### Problem to work on
Transcribe the listing in full, excluding any pictures.

### Available records
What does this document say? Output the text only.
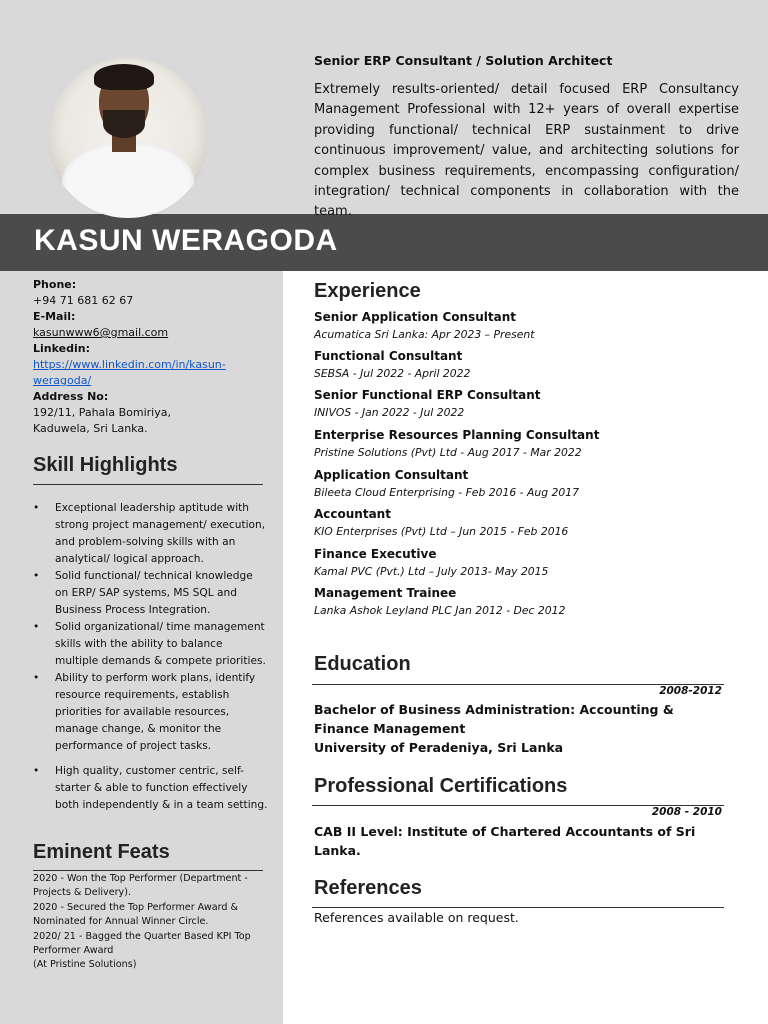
KASUN WERAGODA
Senior ERP Consultant / Solution Architect
Extremely results-oriented/ detail focused ERP Consultancy Management Professional with 12+ years of overall expertise providing functional/ technical ERP sustainment to drive continuous improvement/ value, and architecting solutions for complex business requirements, encompassing configuration/ integration/ technical components in collaboration with the team.
Phone:
+94 71 681 62 67
E-Mail:
kasunwww6@gmail.com
Linkedin:
https://www.linkedin.com/in/kasun-
weragoda/
Address No:
192/11, Pahala Bomiriya,
Kaduwela, Sri Lanka.
Skill Highlights
• Exceptional leadership aptitude with strong project management/ execution, and problem-solving skills with an analytical/ logical approach.
• Solid functional/ technical knowledge on ERP/ SAP systems, MS SQL and Business Process Integration.
• Solid organizational/ time management skills with the ability to balance multiple demands & compete priorities.
• Ability to perform work plans, identify resource requirements, establish priorities for available resources, manage change, & monitor the performance of project tasks.
• High quality, customer centric, self-starter & able to function effectively both independently & in a team setting.
Eminent Feats
2020 - Won the Top Performer (Department -
Projects & Delivery).
2020 - Secured the Top Performer Award &
Nominated for Annual Winner Circle.
2020/ 21 - Bagged the Quarter Based KPI Top
Performer Award
(At Pristine Solutions)
Experience
Senior Application Consultant
Acumatica Sri Lanka: Apr 2023 – Present
Functional Consultant
SEBSA - Jul 2022 - April 2022
Senior Functional ERP Consultant
INIVOS - Jan 2022 - Jul 2022
Enterprise Resources Planning Consultant
Pristine Solutions (Pvt) Ltd - Aug 2017 - Mar 2022
Application Consultant
Bileeta Cloud Enterprising - Feb 2016 - Aug 2017
Accountant
KIO Enterprises (Pvt) Ltd – Jun 2015 - Feb 2016
Finance Executive
Kamal PVC (Pvt.) Ltd – July 2013- May 2015
Management Trainee
Lanka Ashok Leyland PLC Jan 2012 - Dec 2012
Education
2008-2012
Bachelor of Business Administration: Accounting & Finance Management
University of Peradeniya, Sri Lanka
Professional Certifications
2008 - 2010
CAB II Level: Institute of Chartered Accountants of Sri Lanka.
References
References available on request.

### Answer
What does this document say? Output the text only.
KASUN WERAGODA
Senior ERP Consultant / Solution Architect
Extremely results-oriented/ detail focused ERP Consultancy Management Professional with 12+ years of overall expertise providing functional/ technical ERP sustainment to drive continuous improvement/ value, and architecting solutions for complex business requirements, encompassing configuration/ integration/ technical components in collaboration with the team.
Phone:
+94 71 681 62 67
E-Mail:
kasunwww6@gmail.com
Linkedin:
https://www.linkedin.com/in/kasun-
weragoda/
Address No:
192/11, Pahala Bomiriya,
Kaduwela, Sri Lanka.
Skill Highlights
• Exceptional leadership aptitude with strong project management/ execution, and problem-solving skills with an analytical/ logical approach.
• Solid functional/ technical knowledge on ERP/ SAP systems, MS SQL and Business Process Integration.
• Solid organizational/ time management skills with the ability to balance multiple demands & compete priorities.
• Ability to perform work plans, identify resource requirements, establish priorities for available resources, manage change, & monitor the performance of project tasks.
• High quality, customer centric, self-starter & able to function effectively both independently & in a team setting.
Eminent Feats
2020 - Won the Top Performer (Department -
Projects & Delivery).
2020 - Secured the Top Performer Award &
Nominated for Annual Winner Circle.
2020/ 21 - Bagged the Quarter Based KPI Top
Performer Award
(At Pristine Solutions)
Experience
Senior Application Consultant
Acumatica Sri Lanka: Apr 2023 – Present
Functional Consultant
SEBSA - Jul 2022 - April 2022
Senior Functional ERP Consultant
INIVOS - Jan 2022 - Jul 2022
Enterprise Resources Planning Consultant
Pristine Solutions (Pvt) Ltd - Aug 2017 - Mar 2022
Application Consultant
Bileeta Cloud Enterprising - Feb 2016 - Aug 2017
Accountant
KIO Enterprises (Pvt) Ltd – Jun 2015 - Feb 2016
Finance Executive
Kamal PVC (Pvt.) Ltd – July 2013- May 2015
Management Trainee
Lanka Ashok Leyland PLC Jan 2012 - Dec 2012
Education
2008-2012
Bachelor of Business Administration: Accounting & Finance Management
University of Peradeniya, Sri Lanka
Professional Certifications
2008 - 2010
CAB II Level: Institute of Chartered Accountants of Sri Lanka.
References
References available on request.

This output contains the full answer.